RECORDS FOR THE EXERCISE
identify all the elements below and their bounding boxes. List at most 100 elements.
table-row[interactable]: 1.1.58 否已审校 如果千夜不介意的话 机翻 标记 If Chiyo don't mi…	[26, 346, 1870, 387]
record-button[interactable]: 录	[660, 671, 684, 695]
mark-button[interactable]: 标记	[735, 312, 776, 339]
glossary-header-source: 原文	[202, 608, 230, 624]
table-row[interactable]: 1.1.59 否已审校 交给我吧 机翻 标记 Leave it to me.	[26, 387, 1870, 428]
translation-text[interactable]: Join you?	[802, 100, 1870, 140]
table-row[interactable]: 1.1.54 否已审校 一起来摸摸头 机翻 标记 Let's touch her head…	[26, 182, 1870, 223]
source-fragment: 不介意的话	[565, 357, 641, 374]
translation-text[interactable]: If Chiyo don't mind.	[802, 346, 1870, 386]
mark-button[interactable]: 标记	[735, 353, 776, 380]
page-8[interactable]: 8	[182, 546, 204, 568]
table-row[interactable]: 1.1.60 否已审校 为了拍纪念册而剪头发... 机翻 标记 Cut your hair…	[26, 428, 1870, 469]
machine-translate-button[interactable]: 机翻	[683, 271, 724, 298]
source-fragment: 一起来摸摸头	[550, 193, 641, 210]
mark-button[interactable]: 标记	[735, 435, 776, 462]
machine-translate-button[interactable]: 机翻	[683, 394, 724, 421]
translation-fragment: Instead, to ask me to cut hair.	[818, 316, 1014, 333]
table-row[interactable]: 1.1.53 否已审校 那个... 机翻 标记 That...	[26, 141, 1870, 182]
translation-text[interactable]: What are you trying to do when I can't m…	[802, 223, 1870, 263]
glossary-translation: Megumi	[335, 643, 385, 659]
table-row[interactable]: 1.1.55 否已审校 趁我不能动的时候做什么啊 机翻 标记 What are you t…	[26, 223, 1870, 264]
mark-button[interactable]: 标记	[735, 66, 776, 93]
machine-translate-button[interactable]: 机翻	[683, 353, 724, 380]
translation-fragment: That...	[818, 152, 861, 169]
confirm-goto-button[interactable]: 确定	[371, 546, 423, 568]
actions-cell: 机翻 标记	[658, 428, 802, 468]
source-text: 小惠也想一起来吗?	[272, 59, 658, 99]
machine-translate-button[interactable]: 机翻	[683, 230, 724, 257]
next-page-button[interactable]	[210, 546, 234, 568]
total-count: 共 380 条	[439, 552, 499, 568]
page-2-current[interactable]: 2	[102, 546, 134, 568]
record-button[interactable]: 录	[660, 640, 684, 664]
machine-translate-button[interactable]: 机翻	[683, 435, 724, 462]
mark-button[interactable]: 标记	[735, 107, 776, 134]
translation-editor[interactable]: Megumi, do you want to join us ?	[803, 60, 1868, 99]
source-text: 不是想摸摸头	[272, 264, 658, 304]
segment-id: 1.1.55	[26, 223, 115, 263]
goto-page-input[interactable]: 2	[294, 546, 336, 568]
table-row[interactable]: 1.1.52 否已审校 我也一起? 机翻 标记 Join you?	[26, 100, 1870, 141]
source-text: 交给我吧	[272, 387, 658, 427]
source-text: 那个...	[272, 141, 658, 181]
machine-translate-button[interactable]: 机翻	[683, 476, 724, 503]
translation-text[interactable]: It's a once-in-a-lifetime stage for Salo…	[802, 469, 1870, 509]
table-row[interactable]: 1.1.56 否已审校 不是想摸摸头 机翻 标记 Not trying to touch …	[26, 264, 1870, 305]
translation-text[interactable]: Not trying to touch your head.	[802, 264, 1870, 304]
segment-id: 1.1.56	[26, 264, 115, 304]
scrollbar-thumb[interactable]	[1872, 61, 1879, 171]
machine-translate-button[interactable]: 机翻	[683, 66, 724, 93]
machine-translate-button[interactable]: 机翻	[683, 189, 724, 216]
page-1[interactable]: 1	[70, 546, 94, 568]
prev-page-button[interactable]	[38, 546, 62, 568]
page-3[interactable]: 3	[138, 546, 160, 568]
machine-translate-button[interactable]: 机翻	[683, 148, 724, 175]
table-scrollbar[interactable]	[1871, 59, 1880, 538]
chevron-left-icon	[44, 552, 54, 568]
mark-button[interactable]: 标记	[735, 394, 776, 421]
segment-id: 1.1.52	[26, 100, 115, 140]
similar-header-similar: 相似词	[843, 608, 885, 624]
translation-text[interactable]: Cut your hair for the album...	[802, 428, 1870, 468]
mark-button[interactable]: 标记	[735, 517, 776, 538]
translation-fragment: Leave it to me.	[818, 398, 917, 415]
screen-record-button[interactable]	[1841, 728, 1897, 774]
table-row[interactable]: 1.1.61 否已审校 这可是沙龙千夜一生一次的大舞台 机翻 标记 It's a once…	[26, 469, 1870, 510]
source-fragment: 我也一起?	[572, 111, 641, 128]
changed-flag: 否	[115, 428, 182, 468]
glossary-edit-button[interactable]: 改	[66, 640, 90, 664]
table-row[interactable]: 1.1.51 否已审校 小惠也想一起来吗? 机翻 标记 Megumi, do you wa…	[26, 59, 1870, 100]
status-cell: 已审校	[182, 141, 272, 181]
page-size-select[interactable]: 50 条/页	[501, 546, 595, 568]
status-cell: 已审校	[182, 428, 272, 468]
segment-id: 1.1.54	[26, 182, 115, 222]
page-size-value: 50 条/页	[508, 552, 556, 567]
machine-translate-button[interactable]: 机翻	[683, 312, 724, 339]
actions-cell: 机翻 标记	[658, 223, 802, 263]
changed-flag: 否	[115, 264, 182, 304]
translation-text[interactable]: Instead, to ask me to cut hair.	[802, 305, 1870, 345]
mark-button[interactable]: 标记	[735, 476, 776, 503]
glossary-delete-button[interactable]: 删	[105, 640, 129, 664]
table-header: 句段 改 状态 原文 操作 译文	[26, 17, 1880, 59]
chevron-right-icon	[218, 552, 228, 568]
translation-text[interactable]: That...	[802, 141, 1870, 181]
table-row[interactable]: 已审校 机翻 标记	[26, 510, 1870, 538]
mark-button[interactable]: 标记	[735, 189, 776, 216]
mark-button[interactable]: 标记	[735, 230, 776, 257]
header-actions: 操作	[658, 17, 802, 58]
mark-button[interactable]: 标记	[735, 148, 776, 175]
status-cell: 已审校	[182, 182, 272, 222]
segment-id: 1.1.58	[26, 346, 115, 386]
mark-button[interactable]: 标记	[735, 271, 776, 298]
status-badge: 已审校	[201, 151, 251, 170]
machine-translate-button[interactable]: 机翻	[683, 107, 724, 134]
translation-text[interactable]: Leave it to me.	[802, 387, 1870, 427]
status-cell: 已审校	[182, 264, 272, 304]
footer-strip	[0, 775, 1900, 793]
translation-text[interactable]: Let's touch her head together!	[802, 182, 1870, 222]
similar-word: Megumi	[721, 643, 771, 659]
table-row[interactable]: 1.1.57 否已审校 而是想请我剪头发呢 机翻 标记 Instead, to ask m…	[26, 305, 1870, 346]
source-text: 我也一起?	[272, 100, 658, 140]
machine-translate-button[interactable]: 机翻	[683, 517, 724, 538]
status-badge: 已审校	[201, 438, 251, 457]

WHAT YOU WILL DO
Copy the records above word for word, keeping every line.

EXERCISE OUTPUT
identify all the elements below and their bounding boxes. List at most 100 elements.
table-row[interactable]: 1.1.58 否已审校 如果千夜不介意的话 机翻 标记 If Chiyo don't mi…	[26, 346, 1870, 387]
record-button[interactable]: 录	[660, 671, 684, 695]
mark-button[interactable]: 标记	[735, 312, 776, 339]
glossary-header-source: 原文	[202, 608, 230, 624]
table-row[interactable]: 1.1.59 否已审校 交给我吧 机翻 标记 Leave it to me.	[26, 387, 1870, 428]
translation-text[interactable]: Join you?	[802, 100, 1870, 140]
table-row[interactable]: 1.1.54 否已审校 一起来摸摸头 机翻 标记 Let's touch her head…	[26, 182, 1870, 223]
source-fragment: 不介意的话	[565, 357, 641, 374]
translation-text[interactable]: If Chiyo don't mind.	[802, 346, 1870, 386]
mark-button[interactable]: 标记	[735, 353, 776, 380]
page-8[interactable]: 8	[182, 546, 204, 568]
table-row[interactable]: 1.1.60 否已审校 为了拍纪念册而剪头发... 机翻 标记 Cut your hair…	[26, 428, 1870, 469]
machine-translate-button[interactable]: 机翻	[683, 271, 724, 298]
source-fragment: 一起来摸摸头	[550, 193, 641, 210]
mark-button[interactable]: 标记	[735, 435, 776, 462]
machine-translate-button[interactable]: 机翻	[683, 394, 724, 421]
translation-fragment: Instead, to ask me to cut hair.	[818, 316, 1014, 333]
table-row[interactable]: 1.1.53 否已审校 那个... 机翻 标记 That...	[26, 141, 1870, 182]
translation-text[interactable]: What are you trying to do when I can't m…	[802, 223, 1870, 263]
glossary-translation: Megumi	[335, 643, 385, 659]
table-row[interactable]: 1.1.55 否已审校 趁我不能动的时候做什么啊 机翻 标记 What are you t…	[26, 223, 1870, 264]
mark-button[interactable]: 标记	[735, 66, 776, 93]
machine-translate-button[interactable]: 机翻	[683, 353, 724, 380]
translation-fragment: That...	[818, 152, 861, 169]
confirm-goto-button[interactable]: 确定	[371, 546, 423, 568]
actions-cell: 机翻 标记	[658, 428, 802, 468]
source-text: 小惠也想一起来吗?	[272, 59, 658, 99]
machine-translate-button[interactable]: 机翻	[683, 230, 724, 257]
next-page-button[interactable]	[210, 546, 234, 568]
total-count: 共 380 条	[439, 552, 499, 568]
page-2-current[interactable]: 2	[102, 546, 134, 568]
record-button[interactable]: 录	[660, 640, 684, 664]
machine-translate-button[interactable]: 机翻	[683, 435, 724, 462]
mark-button[interactable]: 标记	[735, 107, 776, 134]
translation-editor[interactable]: Megumi, do you want to join us ?	[803, 60, 1868, 99]
source-text: 不是想摸摸头	[272, 264, 658, 304]
segment-id: 1.1.55	[26, 223, 115, 263]
goto-page-input[interactable]: 2	[294, 546, 336, 568]
table-row[interactable]: 1.1.52 否已审校 我也一起? 机翻 标记 Join you?	[26, 100, 1870, 141]
source-text: 交给我吧	[272, 387, 658, 427]
source-text: 那个...	[272, 141, 658, 181]
machine-translate-button[interactable]: 机翻	[683, 476, 724, 503]
translation-text[interactable]: It's a once-in-a-lifetime stage for Salo…	[802, 469, 1870, 509]
table-row[interactable]: 1.1.56 否已审校 不是想摸摸头 机翻 标记 Not trying to touch …	[26, 264, 1870, 305]
translation-text[interactable]: Not trying to touch your head.	[802, 264, 1870, 304]
segment-id: 1.1.56	[26, 264, 115, 304]
scrollbar-thumb[interactable]	[1872, 61, 1879, 171]
machine-translate-button[interactable]: 机翻	[683, 66, 724, 93]
machine-translate-button[interactable]: 机翻	[683, 189, 724, 216]
page-1[interactable]: 1	[70, 546, 94, 568]
prev-page-button[interactable]	[38, 546, 62, 568]
page-3[interactable]: 3	[138, 546, 160, 568]
machine-translate-button[interactable]: 机翻	[683, 148, 724, 175]
table-scrollbar[interactable]	[1871, 59, 1880, 538]
chevron-left-icon	[44, 552, 54, 568]
mark-button[interactable]: 标记	[735, 394, 776, 421]
segment-id: 1.1.52	[26, 100, 115, 140]
similar-header-similar: 相似词	[843, 608, 885, 624]
translation-text[interactable]: Cut your hair for the album...	[802, 428, 1870, 468]
mark-button[interactable]: 标记	[735, 517, 776, 538]
translation-fragment: Leave it to me.	[818, 398, 917, 415]
screen-record-button[interactable]	[1841, 728, 1897, 774]
table-row[interactable]: 1.1.61 否已审校 这可是沙龙千夜一生一次的大舞台 机翻 标记 It's a once…	[26, 469, 1870, 510]
source-fragment: 我也一起?	[572, 111, 641, 128]
changed-flag: 否	[115, 428, 182, 468]
glossary-edit-button[interactable]: 改	[66, 640, 90, 664]
table-row[interactable]: 1.1.51 否已审校 小惠也想一起来吗? 机翻 标记 Megumi, do you wa…	[26, 59, 1870, 100]
status-cell: 已审校	[182, 141, 272, 181]
page-size-select[interactable]: 50 条/页	[501, 546, 595, 568]
status-cell: 已审校	[182, 428, 272, 468]
segment-id: 1.1.54	[26, 182, 115, 222]
page-size-value: 50 条/页	[508, 552, 556, 567]
machine-translate-button[interactable]: 机翻	[683, 312, 724, 339]
actions-cell: 机翻 标记	[658, 223, 802, 263]
changed-flag: 否	[115, 264, 182, 304]
translation-text[interactable]: Instead, to ask me to cut hair.	[802, 305, 1870, 345]
mark-button[interactable]: 标记	[735, 476, 776, 503]
glossary-delete-button[interactable]: 删	[105, 640, 129, 664]
table-header: 句段 改 状态 原文 操作 译文	[26, 17, 1880, 59]
chevron-right-icon	[218, 552, 228, 568]
translation-text[interactable]: That...	[802, 141, 1870, 181]
table-row[interactable]: 已审校 机翻 标记	[26, 510, 1870, 538]
mark-button[interactable]: 标记	[735, 189, 776, 216]
mark-button[interactable]: 标记	[735, 230, 776, 257]
header-actions: 操作	[658, 17, 802, 58]
mark-button[interactable]: 标记	[735, 148, 776, 175]
status-cell: 已审校	[182, 182, 272, 222]
segment-id: 1.1.58	[26, 346, 115, 386]
mark-button[interactable]: 标记	[735, 271, 776, 298]
status-badge: 已审校	[201, 151, 251, 170]
machine-translate-button[interactable]: 机翻	[683, 107, 724, 134]
translation-text[interactable]: Leave it to me.	[802, 387, 1870, 427]
status-cell: 已审校	[182, 264, 272, 304]
footer-strip	[0, 775, 1900, 793]
translation-text[interactable]: Let's touch her head together!	[802, 182, 1870, 222]
similar-word: Megumi	[721, 643, 771, 659]
table-row[interactable]: 1.1.57 否已审校 而是想请我剪头发呢 机翻 标记 Instead, to ask m…	[26, 305, 1870, 346]
source-text: 我也一起?	[272, 100, 658, 140]
machine-translate-button[interactable]: 机翻	[683, 517, 724, 538]
status-badge: 已审校	[201, 438, 251, 457]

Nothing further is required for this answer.